▶ [Problem to work on] Would you output the whole listing below, exactly as it reads?

▶ [Data to use]
######
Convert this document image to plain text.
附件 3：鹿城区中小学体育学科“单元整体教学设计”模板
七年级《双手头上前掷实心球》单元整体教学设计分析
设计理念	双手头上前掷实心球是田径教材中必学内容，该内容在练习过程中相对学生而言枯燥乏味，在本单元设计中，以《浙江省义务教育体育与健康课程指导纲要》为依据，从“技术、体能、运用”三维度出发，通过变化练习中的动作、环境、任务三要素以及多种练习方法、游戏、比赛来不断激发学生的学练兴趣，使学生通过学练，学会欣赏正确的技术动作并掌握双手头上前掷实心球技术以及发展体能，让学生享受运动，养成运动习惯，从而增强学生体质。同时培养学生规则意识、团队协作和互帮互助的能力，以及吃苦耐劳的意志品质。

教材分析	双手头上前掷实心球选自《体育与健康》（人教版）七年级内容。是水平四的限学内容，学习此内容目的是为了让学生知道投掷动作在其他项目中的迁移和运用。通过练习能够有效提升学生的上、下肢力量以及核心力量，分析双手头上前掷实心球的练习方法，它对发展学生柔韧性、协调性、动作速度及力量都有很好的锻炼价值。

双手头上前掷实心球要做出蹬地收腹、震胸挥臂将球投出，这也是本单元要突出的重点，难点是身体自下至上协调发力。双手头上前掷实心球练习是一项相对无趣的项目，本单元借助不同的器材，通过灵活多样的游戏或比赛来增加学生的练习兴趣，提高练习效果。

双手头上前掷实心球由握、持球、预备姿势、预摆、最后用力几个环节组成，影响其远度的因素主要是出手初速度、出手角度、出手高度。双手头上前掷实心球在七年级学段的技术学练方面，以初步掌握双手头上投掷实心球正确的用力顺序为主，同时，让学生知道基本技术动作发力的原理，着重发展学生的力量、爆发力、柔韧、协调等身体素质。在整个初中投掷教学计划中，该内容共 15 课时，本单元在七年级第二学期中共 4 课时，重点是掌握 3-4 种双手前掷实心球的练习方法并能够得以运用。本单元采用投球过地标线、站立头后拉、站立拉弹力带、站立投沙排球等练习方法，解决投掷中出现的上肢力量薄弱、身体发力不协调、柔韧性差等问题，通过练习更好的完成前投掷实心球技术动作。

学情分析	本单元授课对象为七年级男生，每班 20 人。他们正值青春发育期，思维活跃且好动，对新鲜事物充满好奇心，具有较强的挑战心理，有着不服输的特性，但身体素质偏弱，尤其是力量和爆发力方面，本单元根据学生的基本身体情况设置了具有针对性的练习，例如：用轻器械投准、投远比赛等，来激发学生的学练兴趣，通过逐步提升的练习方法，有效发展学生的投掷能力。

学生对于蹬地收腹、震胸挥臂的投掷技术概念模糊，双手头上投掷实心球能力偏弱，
######
▶ [Exercise response]
Convert this document image to plain text.
附件 3：鹿城区中小学体育学科“单元整体教学设计”模板
七年级《双手头上前掷实心球》单元整体教学设计分析
设计理念	双手头上前掷实心球是田径教材中必学内容，该内容在练习过程中相对学生而言枯燥乏味，在本单元设计中，以《浙江省义务教育体育与健康课程指导纲要》为依据，从“技术、体能、运用”三维度出发，通过变化练习中的动作、环境、任务三要素以及多种练习方法、游戏、比赛来不断激发学生的学练兴趣，使学生通过学练，学会欣赏正确的技术动作并掌握双手头上前掷实心球技术以及发展体能，让学生享受运动，养成运动习惯，从而增强学生体质。同时培养学生规则意识、团队协作和互帮互助的能力，以及吃苦耐劳的意志品质。

教材分析	双手头上前掷实心球选自《体育与健康》（人教版）七年级内容。是水平四的限学内容，学习此内容目的是为了让学生知道投掷动作在其他项目中的迁移和运用。通过练习能够有效提升学生的上、下肢力量以及核心力量，分析双手头上前掷实心球的练习方法，它对发展学生柔韧性、协调性、动作速度及力量都有很好的锻炼价值。

双手头上前掷实心球要做出蹬地收腹、震胸挥臂将球投出，这也是本单元要突出的重点，难点是身体自下至上协调发力。双手头上前掷实心球练习是一项相对无趣的项目，本单元借助不同的器材，通过灵活多样的游戏或比赛来增加学生的练习兴趣，提高练习效果。

双手头上前掷实心球由握、持球、预备姿势、预摆、最后用力几个环节组成，影响其远度的因素主要是出手初速度、出手角度、出手高度。双手头上前掷实心球在七年级学段的技术学练方面，以初步掌握双手头上投掷实心球正确的用力顺序为主，同时，让学生知道基本技术动作发力的原理，着重发展学生的力量、爆发力、柔韧、协调等身体素质。在整个初中投掷教学计划中，该内容共 15 课时，本单元在七年级第二学期中共 4 课时，重点是掌握 3-4 种双手前掷实心球的练习方法并能够得以运用。本单元采用投球过地标线、站立头后拉、站立拉弹力带、站立投沙排球等练习方法，解决投掷中出现的上肢力量薄弱、身体发力不协调、柔韧性差等问题，通过练习更好的完成前投掷实心球技术动作。

学情分析	本单元授课对象为七年级男生，每班 20 人。他们正值青春发育期，思维活跃且好动，对新鲜事物充满好奇心，具有较强的挑战心理，有着不服输的特性，但身体素质偏弱，尤其是力量和爆发力方面，本单元根据学生的基本身体情况设置了具有针对性的练习，例如：用轻器械投准、投远比赛等，来激发学生的学练兴趣，通过逐步提升的练习方法，有效发展学生的投掷能力。

学生对于蹬地收腹、震胸挥臂的投掷技术概念模糊，双手头上投掷实心球能力偏弱，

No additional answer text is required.